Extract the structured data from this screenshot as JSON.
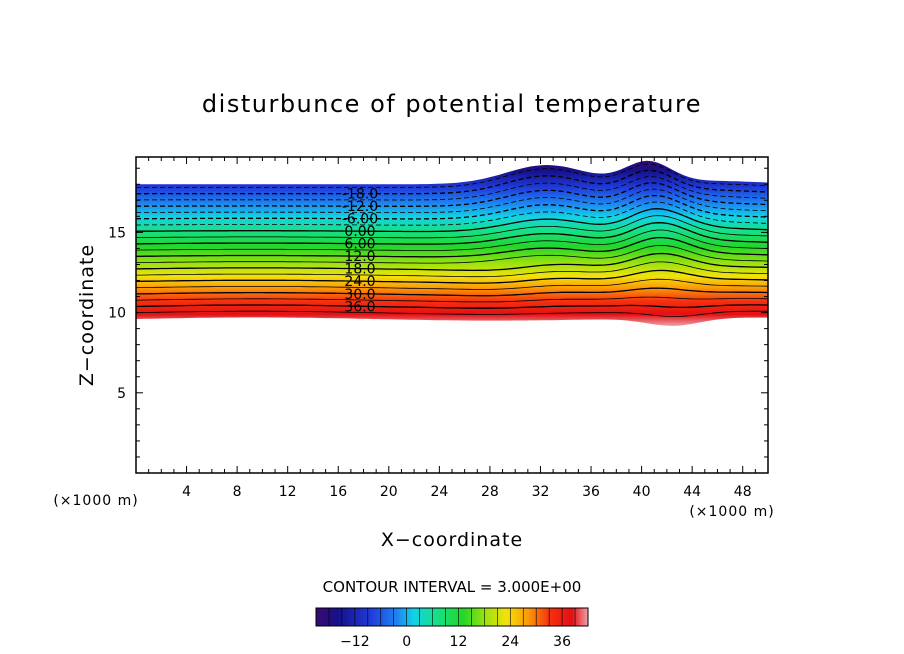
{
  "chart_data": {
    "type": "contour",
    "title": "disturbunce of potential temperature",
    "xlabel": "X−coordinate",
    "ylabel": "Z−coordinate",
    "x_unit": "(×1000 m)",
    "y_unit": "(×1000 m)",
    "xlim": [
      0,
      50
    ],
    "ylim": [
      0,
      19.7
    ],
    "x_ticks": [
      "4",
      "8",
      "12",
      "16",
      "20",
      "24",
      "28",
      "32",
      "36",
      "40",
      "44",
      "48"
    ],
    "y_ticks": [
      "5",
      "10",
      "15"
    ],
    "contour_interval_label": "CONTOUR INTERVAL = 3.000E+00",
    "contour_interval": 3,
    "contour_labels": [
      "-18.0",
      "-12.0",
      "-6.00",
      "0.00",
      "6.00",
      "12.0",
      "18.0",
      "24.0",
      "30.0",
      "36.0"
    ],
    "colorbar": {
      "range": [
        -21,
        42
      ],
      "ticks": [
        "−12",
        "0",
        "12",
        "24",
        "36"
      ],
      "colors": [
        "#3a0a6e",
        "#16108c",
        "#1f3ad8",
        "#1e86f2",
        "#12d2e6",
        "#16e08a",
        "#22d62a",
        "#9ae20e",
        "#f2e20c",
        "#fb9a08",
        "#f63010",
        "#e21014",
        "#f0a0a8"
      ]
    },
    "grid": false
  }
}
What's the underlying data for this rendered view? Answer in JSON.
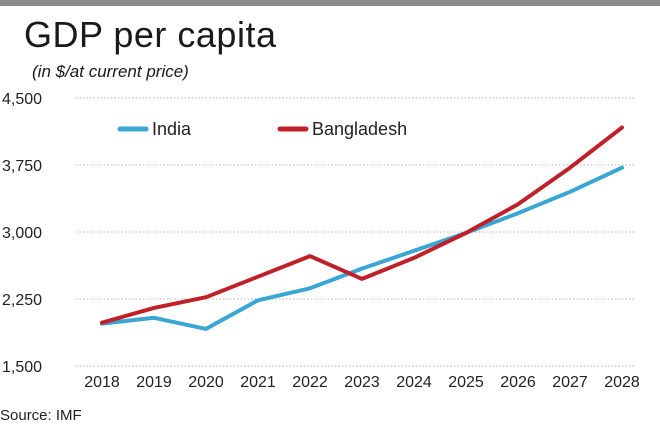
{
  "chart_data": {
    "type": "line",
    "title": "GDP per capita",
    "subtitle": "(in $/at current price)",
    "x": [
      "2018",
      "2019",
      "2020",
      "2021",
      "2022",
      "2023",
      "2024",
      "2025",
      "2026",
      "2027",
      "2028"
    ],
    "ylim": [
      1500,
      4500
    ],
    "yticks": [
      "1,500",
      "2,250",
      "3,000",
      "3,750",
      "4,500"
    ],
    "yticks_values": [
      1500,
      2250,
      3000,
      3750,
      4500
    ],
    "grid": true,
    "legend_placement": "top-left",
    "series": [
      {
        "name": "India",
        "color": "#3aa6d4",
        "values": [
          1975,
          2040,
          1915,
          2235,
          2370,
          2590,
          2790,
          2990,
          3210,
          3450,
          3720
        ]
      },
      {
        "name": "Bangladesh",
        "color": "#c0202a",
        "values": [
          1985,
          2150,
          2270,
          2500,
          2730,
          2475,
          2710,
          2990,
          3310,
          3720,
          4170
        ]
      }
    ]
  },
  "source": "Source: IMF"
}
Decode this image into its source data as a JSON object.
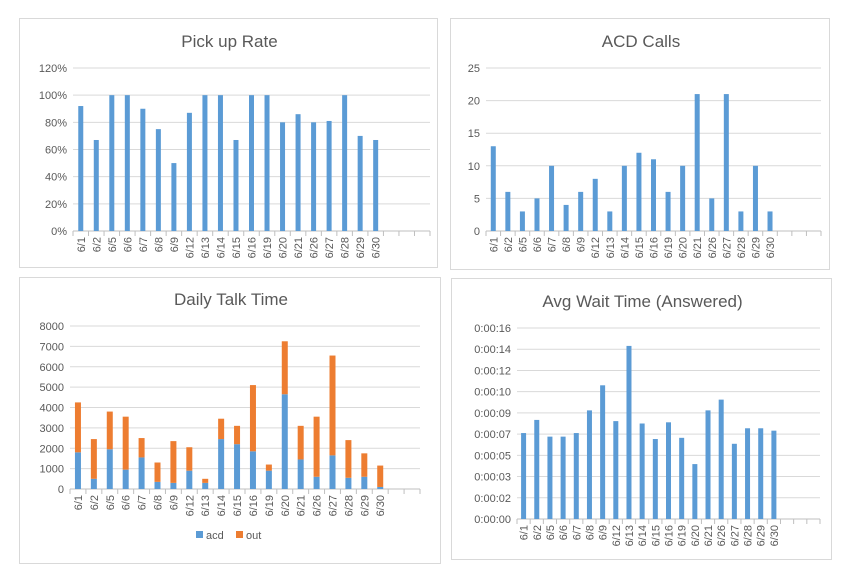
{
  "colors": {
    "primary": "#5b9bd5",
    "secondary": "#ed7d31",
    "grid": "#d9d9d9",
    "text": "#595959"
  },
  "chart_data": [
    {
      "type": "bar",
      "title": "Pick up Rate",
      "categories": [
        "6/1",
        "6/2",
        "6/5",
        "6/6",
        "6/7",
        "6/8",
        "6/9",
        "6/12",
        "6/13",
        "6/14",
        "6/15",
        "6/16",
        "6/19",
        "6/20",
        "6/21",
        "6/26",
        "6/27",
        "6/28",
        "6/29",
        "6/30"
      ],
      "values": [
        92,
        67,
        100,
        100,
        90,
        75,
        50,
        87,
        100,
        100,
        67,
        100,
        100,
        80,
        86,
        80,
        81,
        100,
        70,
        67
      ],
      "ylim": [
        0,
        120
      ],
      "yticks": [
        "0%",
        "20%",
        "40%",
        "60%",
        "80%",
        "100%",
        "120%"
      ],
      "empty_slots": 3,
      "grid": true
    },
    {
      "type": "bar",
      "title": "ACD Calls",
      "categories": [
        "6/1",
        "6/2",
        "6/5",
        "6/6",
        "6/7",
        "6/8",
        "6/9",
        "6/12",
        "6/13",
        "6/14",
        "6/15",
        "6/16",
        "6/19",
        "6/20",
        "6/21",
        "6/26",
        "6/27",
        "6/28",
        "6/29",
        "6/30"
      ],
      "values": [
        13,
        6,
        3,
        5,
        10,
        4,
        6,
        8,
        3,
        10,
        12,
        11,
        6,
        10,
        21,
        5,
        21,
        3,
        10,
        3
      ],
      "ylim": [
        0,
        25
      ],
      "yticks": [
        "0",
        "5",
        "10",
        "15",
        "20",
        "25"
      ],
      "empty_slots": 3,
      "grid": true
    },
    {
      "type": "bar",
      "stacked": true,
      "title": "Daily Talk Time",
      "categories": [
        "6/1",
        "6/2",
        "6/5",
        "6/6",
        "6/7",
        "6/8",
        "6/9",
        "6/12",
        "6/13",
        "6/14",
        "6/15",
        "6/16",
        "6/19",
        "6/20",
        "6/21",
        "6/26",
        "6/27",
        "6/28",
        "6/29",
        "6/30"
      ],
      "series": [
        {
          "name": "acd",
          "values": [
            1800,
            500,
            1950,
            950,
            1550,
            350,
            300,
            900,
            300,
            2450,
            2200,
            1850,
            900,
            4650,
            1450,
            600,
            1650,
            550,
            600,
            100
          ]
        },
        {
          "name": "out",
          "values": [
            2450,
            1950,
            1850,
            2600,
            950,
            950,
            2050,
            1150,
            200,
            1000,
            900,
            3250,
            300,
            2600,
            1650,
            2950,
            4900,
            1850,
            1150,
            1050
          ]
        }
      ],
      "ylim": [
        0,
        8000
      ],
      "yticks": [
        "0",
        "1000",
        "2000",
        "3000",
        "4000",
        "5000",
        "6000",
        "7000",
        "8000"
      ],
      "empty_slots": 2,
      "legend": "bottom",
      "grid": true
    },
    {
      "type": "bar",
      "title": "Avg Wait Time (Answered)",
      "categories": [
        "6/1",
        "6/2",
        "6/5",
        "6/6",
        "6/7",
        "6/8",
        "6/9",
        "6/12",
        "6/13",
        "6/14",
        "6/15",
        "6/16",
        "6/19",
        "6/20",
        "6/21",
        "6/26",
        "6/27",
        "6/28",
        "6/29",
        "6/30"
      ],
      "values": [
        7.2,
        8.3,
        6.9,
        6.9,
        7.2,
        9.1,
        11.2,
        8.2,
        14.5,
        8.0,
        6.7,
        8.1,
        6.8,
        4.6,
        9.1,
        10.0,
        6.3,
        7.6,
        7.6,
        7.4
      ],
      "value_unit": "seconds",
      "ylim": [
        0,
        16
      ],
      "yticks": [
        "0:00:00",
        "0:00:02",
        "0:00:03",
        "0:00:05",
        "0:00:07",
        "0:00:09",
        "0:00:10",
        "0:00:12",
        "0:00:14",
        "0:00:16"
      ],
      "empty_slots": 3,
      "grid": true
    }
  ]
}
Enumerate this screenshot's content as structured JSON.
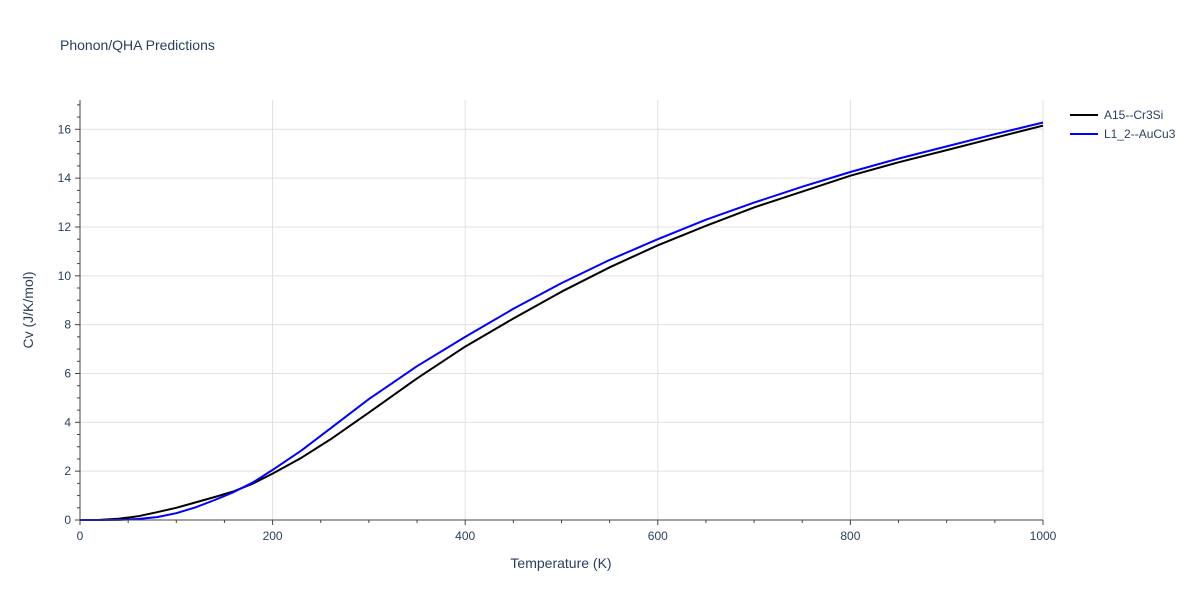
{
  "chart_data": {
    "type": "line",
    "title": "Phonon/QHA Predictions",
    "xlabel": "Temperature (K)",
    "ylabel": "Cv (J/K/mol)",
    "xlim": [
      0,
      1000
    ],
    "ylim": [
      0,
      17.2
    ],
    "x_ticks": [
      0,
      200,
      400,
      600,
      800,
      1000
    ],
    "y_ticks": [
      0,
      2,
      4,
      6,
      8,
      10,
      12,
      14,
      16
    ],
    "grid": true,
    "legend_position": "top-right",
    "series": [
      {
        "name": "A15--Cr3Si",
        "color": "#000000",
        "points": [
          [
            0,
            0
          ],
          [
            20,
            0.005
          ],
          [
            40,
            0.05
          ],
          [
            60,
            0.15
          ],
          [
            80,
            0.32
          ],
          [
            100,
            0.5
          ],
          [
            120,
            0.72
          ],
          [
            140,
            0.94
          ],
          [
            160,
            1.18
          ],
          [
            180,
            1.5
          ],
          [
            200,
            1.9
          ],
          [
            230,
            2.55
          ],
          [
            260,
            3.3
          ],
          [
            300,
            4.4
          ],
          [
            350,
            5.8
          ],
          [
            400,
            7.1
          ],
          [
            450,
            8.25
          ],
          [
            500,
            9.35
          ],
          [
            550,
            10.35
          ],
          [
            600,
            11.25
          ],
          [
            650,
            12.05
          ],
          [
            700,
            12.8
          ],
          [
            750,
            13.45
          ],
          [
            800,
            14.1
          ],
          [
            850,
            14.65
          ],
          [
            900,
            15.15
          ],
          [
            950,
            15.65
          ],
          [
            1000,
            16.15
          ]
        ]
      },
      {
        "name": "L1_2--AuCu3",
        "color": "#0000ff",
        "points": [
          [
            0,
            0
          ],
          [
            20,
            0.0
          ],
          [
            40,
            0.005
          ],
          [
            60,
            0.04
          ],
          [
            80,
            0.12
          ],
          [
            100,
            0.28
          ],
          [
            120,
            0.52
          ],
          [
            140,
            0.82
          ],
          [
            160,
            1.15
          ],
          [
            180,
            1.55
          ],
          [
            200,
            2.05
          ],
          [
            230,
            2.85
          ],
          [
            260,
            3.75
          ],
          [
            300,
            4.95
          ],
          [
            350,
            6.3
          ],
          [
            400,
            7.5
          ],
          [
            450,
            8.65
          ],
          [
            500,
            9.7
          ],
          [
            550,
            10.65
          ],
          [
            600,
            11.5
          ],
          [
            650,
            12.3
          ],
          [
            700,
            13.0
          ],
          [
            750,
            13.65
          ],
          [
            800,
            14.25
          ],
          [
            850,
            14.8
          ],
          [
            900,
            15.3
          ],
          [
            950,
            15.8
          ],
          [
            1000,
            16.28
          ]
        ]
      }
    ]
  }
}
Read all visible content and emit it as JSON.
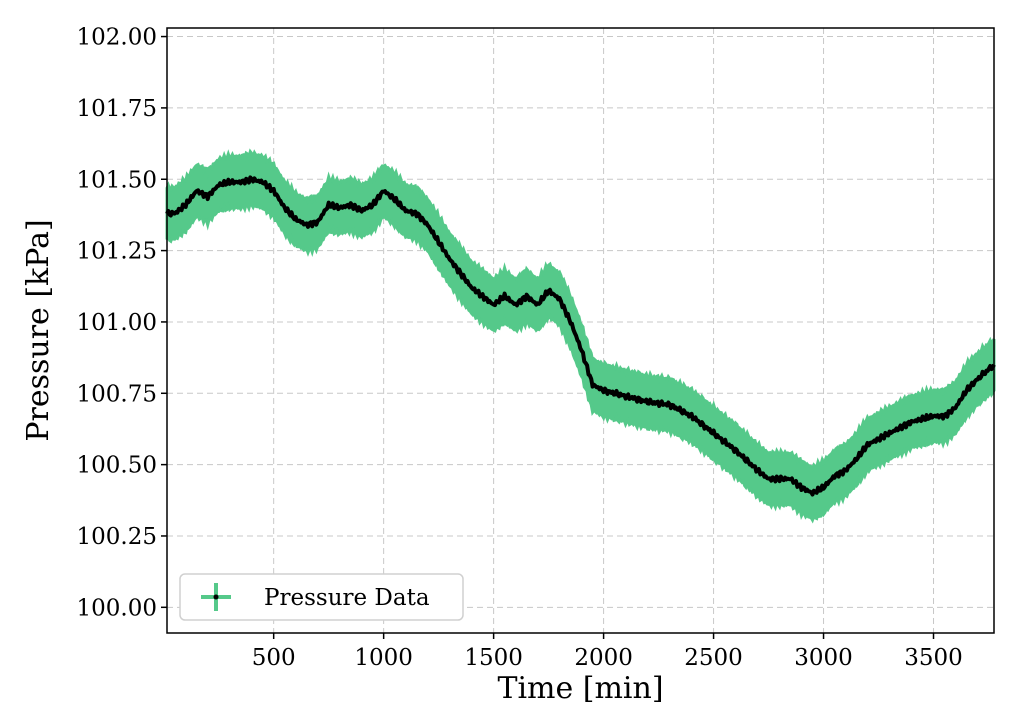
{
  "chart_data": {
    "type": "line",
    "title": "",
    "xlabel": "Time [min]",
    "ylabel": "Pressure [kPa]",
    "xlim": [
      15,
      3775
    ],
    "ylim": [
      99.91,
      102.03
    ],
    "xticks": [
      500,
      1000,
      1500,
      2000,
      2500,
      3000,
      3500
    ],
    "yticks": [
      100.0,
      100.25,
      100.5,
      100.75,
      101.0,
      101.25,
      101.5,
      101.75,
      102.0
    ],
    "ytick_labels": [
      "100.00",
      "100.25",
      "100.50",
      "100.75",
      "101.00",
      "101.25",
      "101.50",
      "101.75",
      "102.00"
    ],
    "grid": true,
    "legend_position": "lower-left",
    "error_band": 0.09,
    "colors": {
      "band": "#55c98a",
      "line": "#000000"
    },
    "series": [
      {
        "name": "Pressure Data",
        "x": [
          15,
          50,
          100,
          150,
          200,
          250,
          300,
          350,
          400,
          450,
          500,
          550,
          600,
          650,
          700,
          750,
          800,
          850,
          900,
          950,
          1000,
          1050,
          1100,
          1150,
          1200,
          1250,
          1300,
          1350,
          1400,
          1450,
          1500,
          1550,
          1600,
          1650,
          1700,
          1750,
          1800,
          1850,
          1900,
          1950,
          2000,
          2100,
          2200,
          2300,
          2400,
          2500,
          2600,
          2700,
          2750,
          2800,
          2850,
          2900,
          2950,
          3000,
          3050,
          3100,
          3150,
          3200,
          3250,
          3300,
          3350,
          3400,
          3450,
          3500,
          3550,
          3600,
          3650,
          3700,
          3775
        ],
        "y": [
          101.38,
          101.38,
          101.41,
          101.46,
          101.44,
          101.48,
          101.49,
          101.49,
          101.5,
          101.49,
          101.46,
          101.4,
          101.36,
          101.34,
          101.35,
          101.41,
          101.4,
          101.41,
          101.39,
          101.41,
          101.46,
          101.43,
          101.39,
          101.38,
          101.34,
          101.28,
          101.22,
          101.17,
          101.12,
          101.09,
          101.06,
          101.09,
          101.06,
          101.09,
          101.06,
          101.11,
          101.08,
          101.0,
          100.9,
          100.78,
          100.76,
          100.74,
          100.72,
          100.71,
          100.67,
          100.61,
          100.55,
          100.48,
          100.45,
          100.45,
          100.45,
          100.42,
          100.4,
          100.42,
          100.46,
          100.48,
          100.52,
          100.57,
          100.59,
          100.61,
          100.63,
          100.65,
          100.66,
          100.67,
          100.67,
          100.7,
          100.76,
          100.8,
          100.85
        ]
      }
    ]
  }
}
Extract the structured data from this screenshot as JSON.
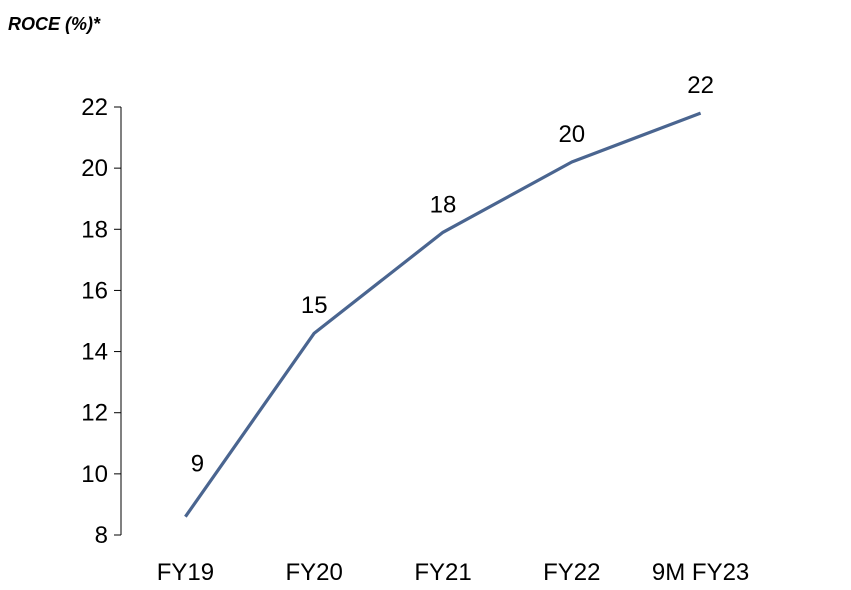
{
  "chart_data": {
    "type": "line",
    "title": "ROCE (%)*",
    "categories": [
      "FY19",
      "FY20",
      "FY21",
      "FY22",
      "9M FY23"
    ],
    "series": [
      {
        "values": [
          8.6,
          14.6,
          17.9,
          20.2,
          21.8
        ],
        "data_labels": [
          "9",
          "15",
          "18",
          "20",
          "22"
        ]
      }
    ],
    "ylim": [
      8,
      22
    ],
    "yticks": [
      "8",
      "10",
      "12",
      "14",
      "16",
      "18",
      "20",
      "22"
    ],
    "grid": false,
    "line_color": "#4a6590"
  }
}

....

## Direction
Check each line of the records for "name" and copy the ones that contain it.

## Correct output
        "name": "India",
        "name": "Bangladesh",
          "name": "acd",
          "name": "out",
        "name": "A15--Cr3Si",
        "name": "L1_2--AuCu3",
        "name": "Pressure Data",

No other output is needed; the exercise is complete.